— BEGIN RECORDS FOR THIS EXERCISE —
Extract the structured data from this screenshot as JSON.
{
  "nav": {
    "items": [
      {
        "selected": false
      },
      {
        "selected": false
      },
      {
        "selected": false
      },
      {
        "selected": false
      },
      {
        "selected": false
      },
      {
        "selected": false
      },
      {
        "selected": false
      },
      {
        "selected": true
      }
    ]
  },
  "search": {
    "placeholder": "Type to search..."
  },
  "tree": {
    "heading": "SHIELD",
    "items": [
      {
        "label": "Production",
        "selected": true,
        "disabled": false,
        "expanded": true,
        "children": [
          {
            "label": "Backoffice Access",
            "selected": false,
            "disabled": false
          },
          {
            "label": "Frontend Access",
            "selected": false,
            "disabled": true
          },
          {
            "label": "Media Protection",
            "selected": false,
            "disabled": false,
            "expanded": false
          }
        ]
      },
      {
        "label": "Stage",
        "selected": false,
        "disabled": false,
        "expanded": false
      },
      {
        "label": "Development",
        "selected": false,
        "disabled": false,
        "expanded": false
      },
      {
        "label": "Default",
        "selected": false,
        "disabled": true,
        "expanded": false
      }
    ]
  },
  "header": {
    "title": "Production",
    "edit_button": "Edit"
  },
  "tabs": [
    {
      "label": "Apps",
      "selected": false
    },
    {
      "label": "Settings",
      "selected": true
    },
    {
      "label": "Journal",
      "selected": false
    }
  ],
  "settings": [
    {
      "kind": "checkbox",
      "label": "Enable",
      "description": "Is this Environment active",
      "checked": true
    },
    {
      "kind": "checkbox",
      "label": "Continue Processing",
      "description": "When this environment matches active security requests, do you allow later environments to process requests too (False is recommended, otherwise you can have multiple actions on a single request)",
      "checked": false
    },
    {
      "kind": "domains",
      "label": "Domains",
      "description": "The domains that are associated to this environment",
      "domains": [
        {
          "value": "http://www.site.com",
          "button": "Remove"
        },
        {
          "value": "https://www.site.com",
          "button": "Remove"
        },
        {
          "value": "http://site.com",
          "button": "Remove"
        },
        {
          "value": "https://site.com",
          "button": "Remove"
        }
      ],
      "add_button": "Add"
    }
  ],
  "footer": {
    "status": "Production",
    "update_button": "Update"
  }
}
— END RECORDS FOR THIS EXERCISE —
WORK INSTRUCTIONS = Take the lines above and print them exactly.

SOLUTION =
Extract the structured data from this screenshot as JSON.
{
  "nav": {
    "items": [
      {
        "selected": false
      },
      {
        "selected": false
      },
      {
        "selected": false
      },
      {
        "selected": false
      },
      {
        "selected": false
      },
      {
        "selected": false
      },
      {
        "selected": false
      },
      {
        "selected": true
      }
    ]
  },
  "search": {
    "placeholder": "Type to search..."
  },
  "tree": {
    "heading": "SHIELD",
    "items": [
      {
        "label": "Production",
        "selected": true,
        "disabled": false,
        "expanded": true,
        "children": [
          {
            "label": "Backoffice Access",
            "selected": false,
            "disabled": false
          },
          {
            "label": "Frontend Access",
            "selected": false,
            "disabled": true
          },
          {
            "label": "Media Protection",
            "selected": false,
            "disabled": false,
            "expanded": false
          }
        ]
      },
      {
        "label": "Stage",
        "selected": false,
        "disabled": false,
        "expanded": false
      },
      {
        "label": "Development",
        "selected": false,
        "disabled": false,
        "expanded": false
      },
      {
        "label": "Default",
        "selected": false,
        "disabled": true,
        "expanded": false
      }
    ]
  },
  "header": {
    "title": "Production",
    "edit_button": "Edit"
  },
  "tabs": [
    {
      "label": "Apps",
      "selected": false
    },
    {
      "label": "Settings",
      "selected": true
    },
    {
      "label": "Journal",
      "selected": false
    }
  ],
  "settings": [
    {
      "kind": "checkbox",
      "label": "Enable",
      "description": "Is this Environment active",
      "checked": true
    },
    {
      "kind": "checkbox",
      "label": "Continue Processing",
      "description": "When this environment matches active security requests, do you allow later environments to process requests too (False is recommended, otherwise you can have multiple actions on a single request)",
      "checked": false
    },
    {
      "kind": "domains",
      "label": "Domains",
      "description": "The domains that are associated to this environment",
      "domains": [
        {
          "value": "http://www.site.com",
          "button": "Remove"
        },
        {
          "value": "https://www.site.com",
          "button": "Remove"
        },
        {
          "value": "http://site.com",
          "button": "Remove"
        },
        {
          "value": "https://site.com",
          "button": "Remove"
        }
      ],
      "add_button": "Add"
    }
  ],
  "footer": {
    "status": "Production",
    "update_button": "Update"
  }
}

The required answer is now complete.